• **Goal of the exercise**
Extract each line from the entries below that has the string "title" in it.

• **Extracted data**
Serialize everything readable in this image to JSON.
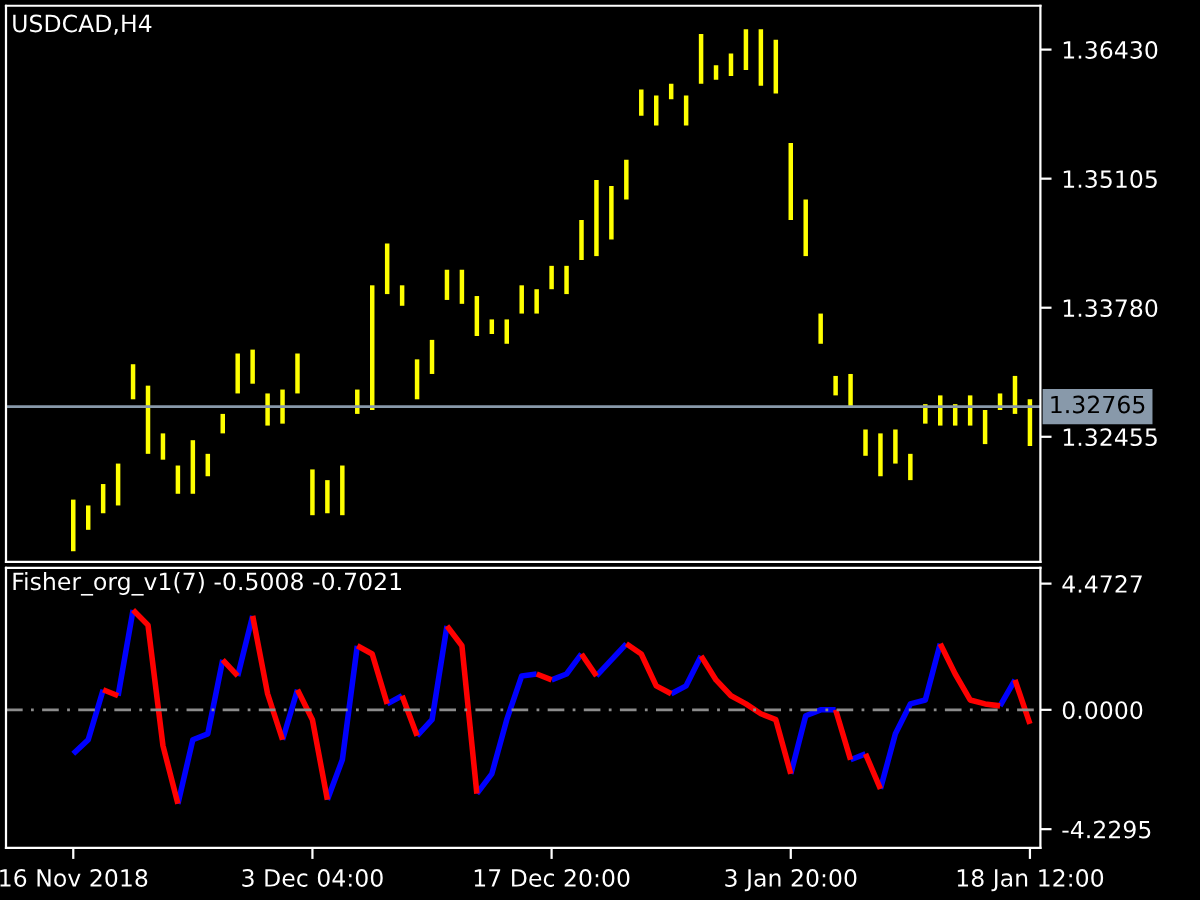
{
  "chart_data": [
    {
      "type": "bar",
      "title": "USDCAD,H4",
      "categories": [
        null,
        null,
        null,
        null,
        null,
        null,
        null,
        null,
        null,
        null,
        null,
        null,
        null,
        null,
        null,
        null,
        null,
        null,
        null,
        null,
        null,
        null,
        null,
        null,
        null,
        null,
        null,
        null,
        null,
        null,
        null,
        null,
        null,
        null,
        null,
        null,
        null,
        null,
        null,
        null,
        null,
        null,
        null,
        null,
        null,
        null,
        null,
        null,
        null,
        null,
        null,
        null,
        null,
        null,
        null,
        null,
        null,
        null,
        null,
        null,
        null,
        null,
        null,
        null,
        null
      ],
      "base": [
        1.3128,
        1.315,
        1.3167,
        1.3175,
        1.3284,
        1.3228,
        1.3222,
        1.3187,
        1.3187,
        1.3205,
        1.3249,
        1.329,
        1.33,
        1.3257,
        1.3259,
        1.329,
        1.3165,
        1.3167,
        1.3165,
        1.3269,
        1.3273,
        1.3392,
        1.338,
        1.3284,
        1.331,
        1.3386,
        1.3382,
        1.3349,
        1.3351,
        1.3341,
        1.3372,
        1.3372,
        1.3397,
        1.3392,
        1.3427,
        1.3431,
        1.3448,
        1.3489,
        1.3575,
        1.3565,
        1.3592,
        1.3565,
        1.3608,
        1.3612,
        1.3616,
        1.3622,
        1.3606,
        1.3598,
        1.3468,
        1.3431,
        1.3341,
        1.3288,
        1.3277,
        1.3226,
        1.3205,
        1.3218,
        1.3201,
        1.3259,
        1.3257,
        1.3257,
        1.3257,
        1.3238,
        1.3273,
        1.3269,
        1.3236
      ],
      "values": [
        0.0053,
        0.0025,
        0.003,
        0.0043,
        0.0036,
        0.007,
        0.0027,
        0.0029,
        0.0055,
        0.0023,
        0.002,
        0.0041,
        0.0035,
        0.0033,
        0.0035,
        0.0041,
        0.0047,
        0.0034,
        0.0051,
        0.0025,
        0.0128,
        0.0052,
        0.0021,
        0.0041,
        0.0035,
        0.0031,
        0.0035,
        0.0041,
        0.0015,
        0.0025,
        0.0029,
        0.0025,
        0.0024,
        0.0029,
        0.0041,
        0.0078,
        0.0055,
        0.0041,
        0.0027,
        0.0031,
        0.0016,
        0.0031,
        0.0051,
        0.0015,
        0.0023,
        0.0042,
        0.0058,
        0.0055,
        0.0079,
        0.0058,
        0.0031,
        0.002,
        0.0033,
        0.0027,
        0.0044,
        0.0035,
        0.0027,
        0.002,
        0.0031,
        0.0022,
        0.0031,
        0.0035,
        0.0017,
        0.0039,
        0.0048
      ],
      "color": "#ffff00",
      "ylim": [
        1.3117,
        1.3688
      ],
      "yticks": [
        {
          "value": 1.3643,
          "label": "1.36430"
        },
        {
          "value": 1.35105,
          "label": "1.35105"
        },
        {
          "value": 1.3378,
          "label": "1.33780"
        },
        {
          "value": 1.32455,
          "label": "1.32455"
        }
      ],
      "ref_lines": [
        {
          "axis": "y",
          "value": 1.32765,
          "label": "1.32765",
          "color": "#8899aa"
        }
      ],
      "tick_labels": "y",
      "grid": false
    },
    {
      "type": "line",
      "title": "Fisher_org_v1(7) -0.5008 -0.7021",
      "categories": [
        "16 Nov 2018",
        null,
        null,
        null,
        null,
        null,
        null,
        null,
        null,
        null,
        null,
        null,
        null,
        null,
        null,
        null,
        "3 Dec 04:00",
        null,
        null,
        null,
        null,
        null,
        null,
        null,
        null,
        null,
        null,
        null,
        null,
        null,
        null,
        null,
        "17 Dec 20:00",
        null,
        null,
        null,
        null,
        null,
        null,
        null,
        null,
        null,
        null,
        null,
        null,
        null,
        null,
        null,
        "3 Jan 20:00",
        null,
        null,
        null,
        null,
        null,
        null,
        null,
        null,
        null,
        null,
        null,
        null,
        null,
        null,
        null,
        "18 Jan 12:00"
      ],
      "series": [
        {
          "color": "#0000ff",
          "values": [
            -1.56,
            -1.06,
            0.71,
            null,
            null,
            null,
            null,
            -3.33,
            -1.06,
            -0.85,
            1.77,
            null,
            null,
            null,
            -1.06,
            0.71,
            null,
            null,
            null,
            null,
            null,
            0.21,
            0.5,
            null,
            null,
            null,
            null,
            -2.97,
            -2.27,
            -0.35,
            1.2,
            1.27,
            null,
            null,
            null,
            null,
            null,
            null,
            null,
            null,
            null,
            null,
            null,
            null,
            null,
            null,
            null,
            null,
            -2.27,
            -0.21,
            0.0,
            0.0,
            null,
            null,
            -2.8,
            -0.85,
            0.21,
            0.35,
            2.34,
            null,
            null,
            null,
            null,
            null,
            null
          ]
        },
        {
          "color": "#0000fe",
          "values": [
            null,
            null,
            null,
            0.5,
            3.54,
            null,
            null,
            null,
            null,
            null,
            null,
            1.2,
            3.33,
            null,
            null,
            null,
            null,
            -3.19,
            -1.77,
            2.27,
            null,
            null,
            null,
            -0.92,
            -0.35,
            2.97,
            null,
            null,
            null,
            null,
            null,
            null,
            1.06,
            1.27,
            1.98,
            null,
            null,
            null,
            null,
            null,
            0.57,
            0.85,
            1.91,
            null,
            null,
            null,
            null,
            null,
            null,
            null,
            null,
            null,
            -1.77,
            -1.56,
            null,
            null,
            null,
            null,
            null,
            null,
            null,
            null,
            0.14,
            1.06,
            null
          ]
        },
        {
          "color": "#0000fd",
          "values": [
            null,
            null,
            null,
            null,
            null,
            null,
            null,
            null,
            null,
            null,
            null,
            null,
            null,
            null,
            null,
            null,
            null,
            null,
            null,
            null,
            null,
            null,
            null,
            null,
            null,
            null,
            null,
            null,
            null,
            null,
            null,
            null,
            null,
            null,
            null,
            1.2,
            1.77,
            2.34,
            null,
            null,
            null,
            null,
            null,
            null,
            null,
            null,
            null,
            null,
            null,
            null,
            null,
            null,
            null,
            null,
            null,
            null,
            null,
            null,
            null,
            null,
            null,
            null,
            null,
            null,
            null
          ]
        },
        {
          "color": "#ff0000",
          "values": [
            null,
            null,
            0.71,
            0.5,
            null,
            null,
            null,
            null,
            null,
            null,
            1.77,
            1.2,
            null,
            null,
            null,
            0.71,
            -0.35,
            -3.19,
            null,
            null,
            null,
            null,
            0.5,
            -0.92,
            null,
            null,
            null,
            null,
            null,
            null,
            null,
            1.27,
            1.06,
            null,
            null,
            null,
            null,
            2.34,
            1.98,
            0.85,
            0.57,
            null,
            null,
            null,
            null,
            null,
            null,
            null,
            null,
            null,
            null,
            0.0,
            -1.77,
            null,
            null,
            null,
            null,
            null,
            2.34,
            1.27,
            0.35,
            0.21,
            0.14,
            null,
            null
          ]
        },
        {
          "color": "#fe0000",
          "values": [
            null,
            null,
            null,
            null,
            3.54,
            3.0,
            -1.27,
            -3.33,
            null,
            null,
            null,
            null,
            3.33,
            0.57,
            -1.06,
            null,
            null,
            null,
            null,
            2.27,
            1.98,
            0.21,
            null,
            null,
            null,
            2.97,
            2.27,
            -2.97,
            null,
            null,
            null,
            null,
            null,
            null,
            1.98,
            1.2,
            null,
            null,
            null,
            null,
            null,
            null,
            1.91,
            1.06,
            0.5,
            0.21,
            -0.14,
            -0.35,
            -2.27,
            null,
            null,
            null,
            null,
            -1.56,
            -2.8,
            null,
            null,
            null,
            null,
            null,
            null,
            null,
            null,
            1.06,
            -0.5
          ]
        }
      ],
      "ylim": [
        -4.89,
        5.03
      ],
      "yticks": [
        {
          "value": 4.4727,
          "label": "4.4727"
        },
        {
          "value": 0,
          "label": "0.0000"
        },
        {
          "value": -4.2295,
          "label": "-4.2295"
        }
      ],
      "ref_lines": [
        {
          "axis": "y",
          "value": 0,
          "color": "#8c8c8c",
          "line_style": "dashed"
        }
      ],
      "grid": false
    }
  ]
}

• **Problem solution**
      "title": "USDCAD,H4",
      "title": "Fisher_org_v1(7) -0.5008 -0.7021",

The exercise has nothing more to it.